### Exercise details
Set down the full listing exactly, character for character.

___

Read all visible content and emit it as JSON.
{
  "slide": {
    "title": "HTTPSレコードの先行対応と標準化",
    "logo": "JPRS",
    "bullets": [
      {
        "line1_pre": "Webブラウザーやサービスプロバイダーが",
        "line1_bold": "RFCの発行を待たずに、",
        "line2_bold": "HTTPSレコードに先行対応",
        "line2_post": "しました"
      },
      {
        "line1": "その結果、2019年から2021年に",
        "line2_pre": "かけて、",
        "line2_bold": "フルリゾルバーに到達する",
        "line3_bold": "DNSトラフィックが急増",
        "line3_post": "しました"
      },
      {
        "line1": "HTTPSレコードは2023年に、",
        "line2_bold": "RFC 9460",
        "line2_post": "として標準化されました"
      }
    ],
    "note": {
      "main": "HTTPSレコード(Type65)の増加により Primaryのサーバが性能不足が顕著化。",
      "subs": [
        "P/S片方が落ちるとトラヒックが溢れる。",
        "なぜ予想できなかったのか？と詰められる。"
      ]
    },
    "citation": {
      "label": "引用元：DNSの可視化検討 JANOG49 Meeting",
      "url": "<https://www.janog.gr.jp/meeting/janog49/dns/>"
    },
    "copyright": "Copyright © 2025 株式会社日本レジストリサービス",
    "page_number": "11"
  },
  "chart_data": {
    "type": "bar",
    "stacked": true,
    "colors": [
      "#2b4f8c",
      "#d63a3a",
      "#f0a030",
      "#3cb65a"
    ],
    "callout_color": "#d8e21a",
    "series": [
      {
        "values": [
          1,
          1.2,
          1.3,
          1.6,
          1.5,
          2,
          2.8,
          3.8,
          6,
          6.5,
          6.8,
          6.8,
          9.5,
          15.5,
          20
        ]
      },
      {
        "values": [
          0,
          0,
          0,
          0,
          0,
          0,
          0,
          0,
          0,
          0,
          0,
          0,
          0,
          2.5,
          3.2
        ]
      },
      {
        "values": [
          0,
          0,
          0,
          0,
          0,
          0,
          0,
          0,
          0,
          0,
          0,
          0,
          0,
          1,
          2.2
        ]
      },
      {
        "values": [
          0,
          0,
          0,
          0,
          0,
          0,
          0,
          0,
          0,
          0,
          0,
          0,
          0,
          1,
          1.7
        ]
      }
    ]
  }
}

___

### Correct answer
Read all visible content and emit it as JSON.
{
  "slide": {
    "title": "HTTPSレコードの先行対応と標準化",
    "logo": "JPRS",
    "bullets": [
      {
        "line1_pre": "Webブラウザーやサービスプロバイダーが",
        "line1_bold": "RFCの発行を待たずに、",
        "line2_bold": "HTTPSレコードに先行対応",
        "line2_post": "しました"
      },
      {
        "line1": "その結果、2019年から2021年に",
        "line2_pre": "かけて、",
        "line2_bold": "フルリゾルバーに到達する",
        "line3_bold": "DNSトラフィックが急増",
        "line3_post": "しました"
      },
      {
        "line1": "HTTPSレコードは2023年に、",
        "line2_bold": "RFC 9460",
        "line2_post": "として標準化されました"
      }
    ],
    "note": {
      "main": "HTTPSレコード(Type65)の増加により Primaryのサーバが性能不足が顕著化。",
      "subs": [
        "P/S片方が落ちるとトラヒックが溢れる。",
        "なぜ予想できなかったのか？と詰められる。"
      ]
    },
    "citation": {
      "label": "引用元：DNSの可視化検討 JANOG49 Meeting",
      "url": "<https://www.janog.gr.jp/meeting/janog49/dns/>"
    },
    "copyright": "Copyright © 2025 株式会社日本レジストリサービス",
    "page_number": "11"
  },
  "chart_data": {
    "type": "bar",
    "stacked": true,
    "colors": [
      "#2b4f8c",
      "#d63a3a",
      "#f0a030",
      "#3cb65a"
    ],
    "callout_color": "#d8e21a",
    "series": [
      {
        "values": [
          1,
          1.2,
          1.3,
          1.6,
          1.5,
          2,
          2.8,
          3.8,
          6,
          6.5,
          6.8,
          6.8,
          9.5,
          15.5,
          20
        ]
      },
      {
        "values": [
          0,
          0,
          0,
          0,
          0,
          0,
          0,
          0,
          0,
          0,
          0,
          0,
          0,
          2.5,
          3.2
        ]
      },
      {
        "values": [
          0,
          0,
          0,
          0,
          0,
          0,
          0,
          0,
          0,
          0,
          0,
          0,
          0,
          1,
          2.2
        ]
      },
      {
        "values": [
          0,
          0,
          0,
          0,
          0,
          0,
          0,
          0,
          0,
          0,
          0,
          0,
          0,
          1,
          1.7
        ]
      }
    ]
  }
}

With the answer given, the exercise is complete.